### [What to work on]
Copy out each line that mentions the word "благоустройством".

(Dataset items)
=======
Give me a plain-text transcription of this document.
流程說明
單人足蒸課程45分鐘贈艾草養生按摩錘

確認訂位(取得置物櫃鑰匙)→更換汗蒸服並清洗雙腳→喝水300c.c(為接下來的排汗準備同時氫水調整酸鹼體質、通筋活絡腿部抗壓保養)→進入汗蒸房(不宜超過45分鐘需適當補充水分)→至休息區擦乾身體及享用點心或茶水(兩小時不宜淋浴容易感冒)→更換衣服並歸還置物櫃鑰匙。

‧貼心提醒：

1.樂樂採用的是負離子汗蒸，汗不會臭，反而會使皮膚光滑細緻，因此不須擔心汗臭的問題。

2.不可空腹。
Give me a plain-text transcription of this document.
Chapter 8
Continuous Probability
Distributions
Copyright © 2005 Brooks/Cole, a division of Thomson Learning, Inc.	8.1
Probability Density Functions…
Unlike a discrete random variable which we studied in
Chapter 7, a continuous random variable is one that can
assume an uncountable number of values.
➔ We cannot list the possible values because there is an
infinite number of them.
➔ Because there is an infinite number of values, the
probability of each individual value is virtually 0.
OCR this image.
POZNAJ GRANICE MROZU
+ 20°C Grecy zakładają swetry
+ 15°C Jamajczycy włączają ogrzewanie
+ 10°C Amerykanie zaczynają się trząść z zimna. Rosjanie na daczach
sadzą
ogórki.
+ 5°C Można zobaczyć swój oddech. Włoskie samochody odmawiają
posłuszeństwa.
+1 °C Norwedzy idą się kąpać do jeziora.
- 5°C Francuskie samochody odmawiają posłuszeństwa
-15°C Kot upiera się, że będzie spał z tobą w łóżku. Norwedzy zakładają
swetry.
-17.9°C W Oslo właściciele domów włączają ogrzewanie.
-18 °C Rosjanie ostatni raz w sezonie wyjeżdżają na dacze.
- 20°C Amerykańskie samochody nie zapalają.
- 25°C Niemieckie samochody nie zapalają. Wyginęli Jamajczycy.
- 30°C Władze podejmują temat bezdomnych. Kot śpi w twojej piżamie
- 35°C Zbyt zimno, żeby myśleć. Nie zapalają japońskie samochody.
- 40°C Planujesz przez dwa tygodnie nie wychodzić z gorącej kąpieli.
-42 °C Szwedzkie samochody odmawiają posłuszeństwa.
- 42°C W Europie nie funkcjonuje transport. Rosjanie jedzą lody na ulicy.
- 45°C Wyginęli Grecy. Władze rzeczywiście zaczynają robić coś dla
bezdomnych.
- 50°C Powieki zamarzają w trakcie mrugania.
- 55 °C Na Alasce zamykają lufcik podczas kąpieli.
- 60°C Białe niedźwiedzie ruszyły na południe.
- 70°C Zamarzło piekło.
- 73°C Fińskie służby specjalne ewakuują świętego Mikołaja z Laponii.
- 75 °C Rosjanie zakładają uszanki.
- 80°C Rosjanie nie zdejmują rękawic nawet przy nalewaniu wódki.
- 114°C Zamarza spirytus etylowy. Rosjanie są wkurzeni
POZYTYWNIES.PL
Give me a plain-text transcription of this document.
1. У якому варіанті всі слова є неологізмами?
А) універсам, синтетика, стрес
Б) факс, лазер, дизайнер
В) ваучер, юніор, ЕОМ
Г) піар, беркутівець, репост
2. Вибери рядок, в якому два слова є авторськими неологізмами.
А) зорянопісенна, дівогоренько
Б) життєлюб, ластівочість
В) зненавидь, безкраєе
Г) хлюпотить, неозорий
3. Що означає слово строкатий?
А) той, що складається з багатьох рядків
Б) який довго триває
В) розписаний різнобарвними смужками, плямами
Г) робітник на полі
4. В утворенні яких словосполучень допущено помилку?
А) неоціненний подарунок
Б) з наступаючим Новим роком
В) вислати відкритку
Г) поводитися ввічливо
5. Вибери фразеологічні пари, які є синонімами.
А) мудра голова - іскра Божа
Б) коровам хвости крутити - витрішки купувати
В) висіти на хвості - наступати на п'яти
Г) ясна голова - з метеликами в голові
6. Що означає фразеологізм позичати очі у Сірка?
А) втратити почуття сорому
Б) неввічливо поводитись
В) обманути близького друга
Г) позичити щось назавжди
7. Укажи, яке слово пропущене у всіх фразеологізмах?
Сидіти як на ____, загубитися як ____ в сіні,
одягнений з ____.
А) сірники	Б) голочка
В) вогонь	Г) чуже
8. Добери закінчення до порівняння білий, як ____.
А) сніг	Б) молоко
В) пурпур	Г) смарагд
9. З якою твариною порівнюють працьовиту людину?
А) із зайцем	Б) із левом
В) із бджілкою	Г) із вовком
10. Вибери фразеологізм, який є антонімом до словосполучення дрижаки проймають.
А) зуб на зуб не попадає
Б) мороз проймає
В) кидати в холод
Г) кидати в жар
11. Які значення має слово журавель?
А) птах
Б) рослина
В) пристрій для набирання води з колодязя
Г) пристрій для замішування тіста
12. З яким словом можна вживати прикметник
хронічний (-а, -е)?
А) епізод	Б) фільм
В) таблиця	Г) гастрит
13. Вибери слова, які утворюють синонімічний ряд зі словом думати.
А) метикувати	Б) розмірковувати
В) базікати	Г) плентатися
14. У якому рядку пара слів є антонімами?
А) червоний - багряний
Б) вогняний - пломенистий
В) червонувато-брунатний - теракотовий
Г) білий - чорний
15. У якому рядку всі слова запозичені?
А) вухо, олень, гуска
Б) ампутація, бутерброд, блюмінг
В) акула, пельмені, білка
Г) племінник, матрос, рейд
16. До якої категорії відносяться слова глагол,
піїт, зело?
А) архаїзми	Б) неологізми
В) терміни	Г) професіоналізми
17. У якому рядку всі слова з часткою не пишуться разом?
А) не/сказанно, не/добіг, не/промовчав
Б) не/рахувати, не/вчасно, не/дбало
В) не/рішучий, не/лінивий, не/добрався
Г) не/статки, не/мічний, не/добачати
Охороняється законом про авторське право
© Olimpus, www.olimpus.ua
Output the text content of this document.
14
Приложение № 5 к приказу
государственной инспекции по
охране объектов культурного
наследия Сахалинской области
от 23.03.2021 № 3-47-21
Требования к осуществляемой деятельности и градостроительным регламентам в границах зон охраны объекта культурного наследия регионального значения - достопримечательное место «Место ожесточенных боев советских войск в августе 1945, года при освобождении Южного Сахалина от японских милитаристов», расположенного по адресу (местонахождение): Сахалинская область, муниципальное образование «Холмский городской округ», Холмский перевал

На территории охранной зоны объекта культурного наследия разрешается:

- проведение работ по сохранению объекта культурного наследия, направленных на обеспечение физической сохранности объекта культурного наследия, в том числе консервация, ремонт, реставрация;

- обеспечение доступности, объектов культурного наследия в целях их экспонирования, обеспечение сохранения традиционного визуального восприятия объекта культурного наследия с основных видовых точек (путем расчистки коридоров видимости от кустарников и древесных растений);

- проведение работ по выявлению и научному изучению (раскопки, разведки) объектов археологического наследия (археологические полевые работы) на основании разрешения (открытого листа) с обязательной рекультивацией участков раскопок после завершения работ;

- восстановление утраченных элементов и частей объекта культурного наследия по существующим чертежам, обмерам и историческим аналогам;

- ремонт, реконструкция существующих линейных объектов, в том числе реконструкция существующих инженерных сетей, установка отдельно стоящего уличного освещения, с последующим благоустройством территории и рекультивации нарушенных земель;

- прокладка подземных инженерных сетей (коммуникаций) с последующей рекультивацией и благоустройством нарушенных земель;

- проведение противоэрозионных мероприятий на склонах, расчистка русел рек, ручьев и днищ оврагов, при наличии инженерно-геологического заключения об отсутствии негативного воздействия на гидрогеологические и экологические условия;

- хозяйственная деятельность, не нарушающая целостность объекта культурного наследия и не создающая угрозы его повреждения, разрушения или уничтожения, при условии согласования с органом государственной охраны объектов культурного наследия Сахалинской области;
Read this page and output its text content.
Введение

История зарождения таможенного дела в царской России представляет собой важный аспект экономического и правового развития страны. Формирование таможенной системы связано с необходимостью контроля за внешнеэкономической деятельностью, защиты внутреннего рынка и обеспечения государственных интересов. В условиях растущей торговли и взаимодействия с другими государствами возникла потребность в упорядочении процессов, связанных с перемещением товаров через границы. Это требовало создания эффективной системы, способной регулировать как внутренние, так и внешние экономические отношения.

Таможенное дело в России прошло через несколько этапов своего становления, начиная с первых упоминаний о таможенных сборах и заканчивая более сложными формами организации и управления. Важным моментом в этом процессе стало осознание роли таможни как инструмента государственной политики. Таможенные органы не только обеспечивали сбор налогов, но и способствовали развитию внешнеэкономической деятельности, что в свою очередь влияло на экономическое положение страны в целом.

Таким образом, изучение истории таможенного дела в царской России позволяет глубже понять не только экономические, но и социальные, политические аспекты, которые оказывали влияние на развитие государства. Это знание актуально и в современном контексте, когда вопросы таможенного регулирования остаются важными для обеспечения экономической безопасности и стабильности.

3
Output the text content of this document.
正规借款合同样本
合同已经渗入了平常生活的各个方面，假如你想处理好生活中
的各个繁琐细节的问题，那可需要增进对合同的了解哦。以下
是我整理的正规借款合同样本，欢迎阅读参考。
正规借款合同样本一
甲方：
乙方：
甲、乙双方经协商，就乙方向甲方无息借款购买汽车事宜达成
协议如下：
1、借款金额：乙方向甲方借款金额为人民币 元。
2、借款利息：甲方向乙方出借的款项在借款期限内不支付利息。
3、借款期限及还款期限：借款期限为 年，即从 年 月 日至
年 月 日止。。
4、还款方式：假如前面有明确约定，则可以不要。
=======
### [Result of this exercise]
- ремонт, реконструкция существующих линейных объектов, в том числе реконструкция существующих инженерных сетей, установка отдельно стоящего уличного освещения, с последующим благоустройством территории и рекультивации нарушенных земель;
- прокладка подземных инженерных сетей (коммуникаций) с последующей рекультивацией и благоустройством нарушенных земель;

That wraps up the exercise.